The line containing "Give me the" marks the start; extract exactly from it through the last line of the entries, and omit any pictures.

********************

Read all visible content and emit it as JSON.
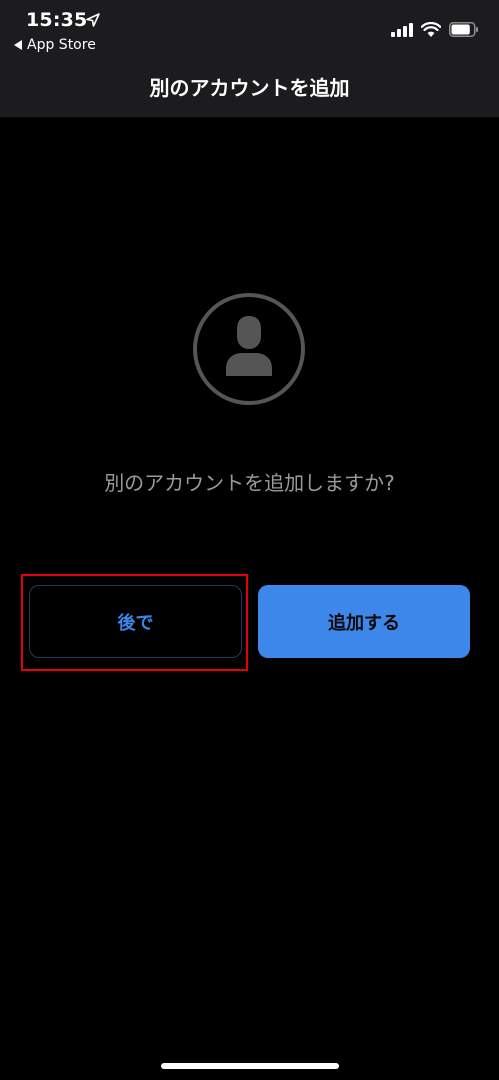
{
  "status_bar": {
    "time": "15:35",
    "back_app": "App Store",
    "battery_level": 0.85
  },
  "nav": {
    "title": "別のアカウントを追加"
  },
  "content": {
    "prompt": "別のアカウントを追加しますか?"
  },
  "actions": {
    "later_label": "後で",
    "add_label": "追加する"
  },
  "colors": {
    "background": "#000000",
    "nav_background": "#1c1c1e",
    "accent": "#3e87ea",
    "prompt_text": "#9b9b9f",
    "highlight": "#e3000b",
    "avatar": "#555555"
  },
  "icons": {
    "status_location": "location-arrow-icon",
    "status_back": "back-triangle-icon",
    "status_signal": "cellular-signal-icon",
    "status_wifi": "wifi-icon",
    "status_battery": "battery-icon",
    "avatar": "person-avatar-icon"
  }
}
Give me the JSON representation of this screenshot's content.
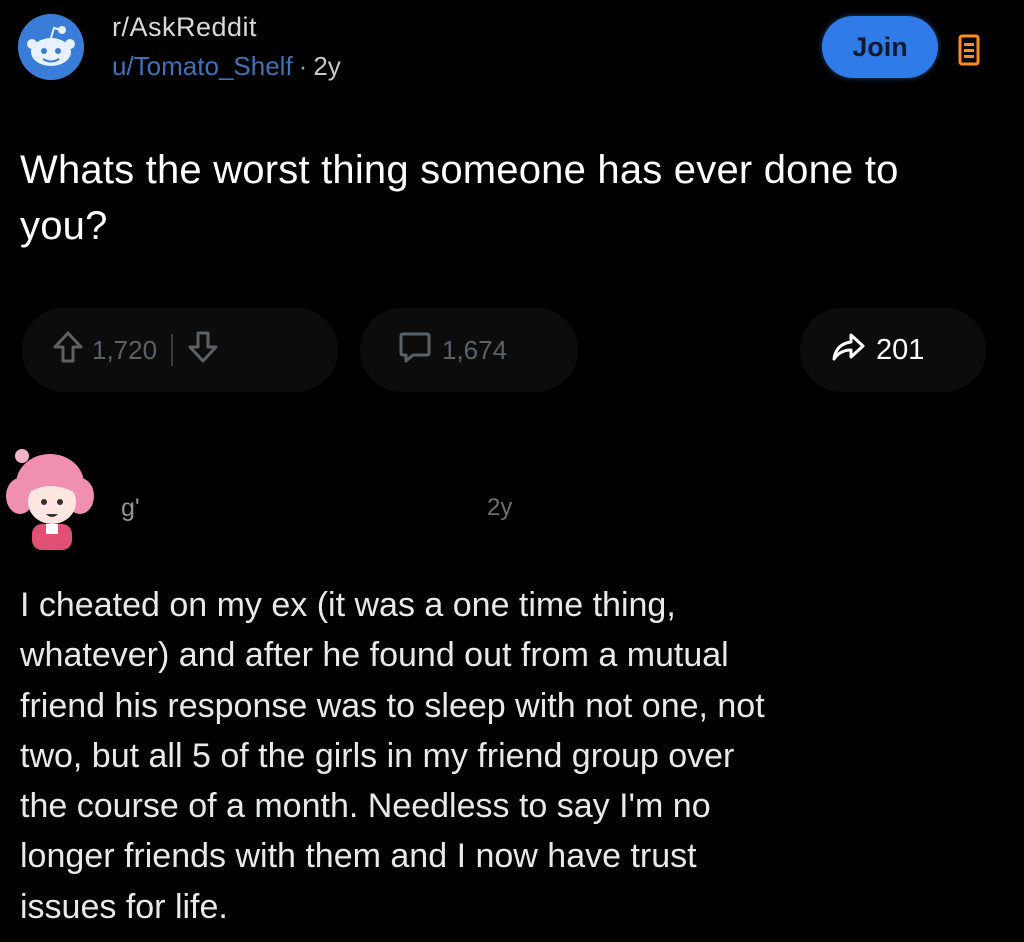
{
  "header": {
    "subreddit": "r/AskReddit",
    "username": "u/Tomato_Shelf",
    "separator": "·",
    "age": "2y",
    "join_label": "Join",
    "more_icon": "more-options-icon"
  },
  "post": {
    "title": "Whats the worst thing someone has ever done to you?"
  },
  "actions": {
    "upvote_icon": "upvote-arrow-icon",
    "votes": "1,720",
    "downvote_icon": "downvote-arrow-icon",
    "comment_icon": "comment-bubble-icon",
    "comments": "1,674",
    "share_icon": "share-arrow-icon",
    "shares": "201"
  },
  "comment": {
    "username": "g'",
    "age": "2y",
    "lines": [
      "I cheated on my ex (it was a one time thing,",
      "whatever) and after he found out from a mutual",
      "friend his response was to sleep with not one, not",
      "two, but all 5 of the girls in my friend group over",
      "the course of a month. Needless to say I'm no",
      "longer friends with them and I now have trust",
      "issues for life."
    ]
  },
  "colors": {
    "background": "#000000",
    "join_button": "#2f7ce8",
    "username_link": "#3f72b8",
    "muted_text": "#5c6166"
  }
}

********************

## Problem solution
Give me the JSON representation of this screenshot's content.
{
  "header": {
    "subreddit": "r/AskReddit",
    "username": "u/Tomato_Shelf",
    "separator": "·",
    "age": "2y",
    "join_label": "Join",
    "more_icon": "more-options-icon"
  },
  "post": {
    "title": "Whats the worst thing someone has ever done to you?"
  },
  "actions": {
    "upvote_icon": "upvote-arrow-icon",
    "votes": "1,720",
    "downvote_icon": "downvote-arrow-icon",
    "comment_icon": "comment-bubble-icon",
    "comments": "1,674",
    "share_icon": "share-arrow-icon",
    "shares": "201"
  },
  "comment": {
    "username": "g'",
    "age": "2y",
    "lines": [
      "I cheated on my ex (it was a one time thing,",
      "whatever) and after he found out from a mutual",
      "friend his response was to sleep with not one, not",
      "two, but all 5 of the girls in my friend group over",
      "the course of a month. Needless to say I'm no",
      "longer friends with them and I now have trust",
      "issues for life."
    ]
  },
  "colors": {
    "background": "#000000",
    "join_button": "#2f7ce8",
    "username_link": "#3f72b8",
    "muted_text": "#5c6166"
  }
}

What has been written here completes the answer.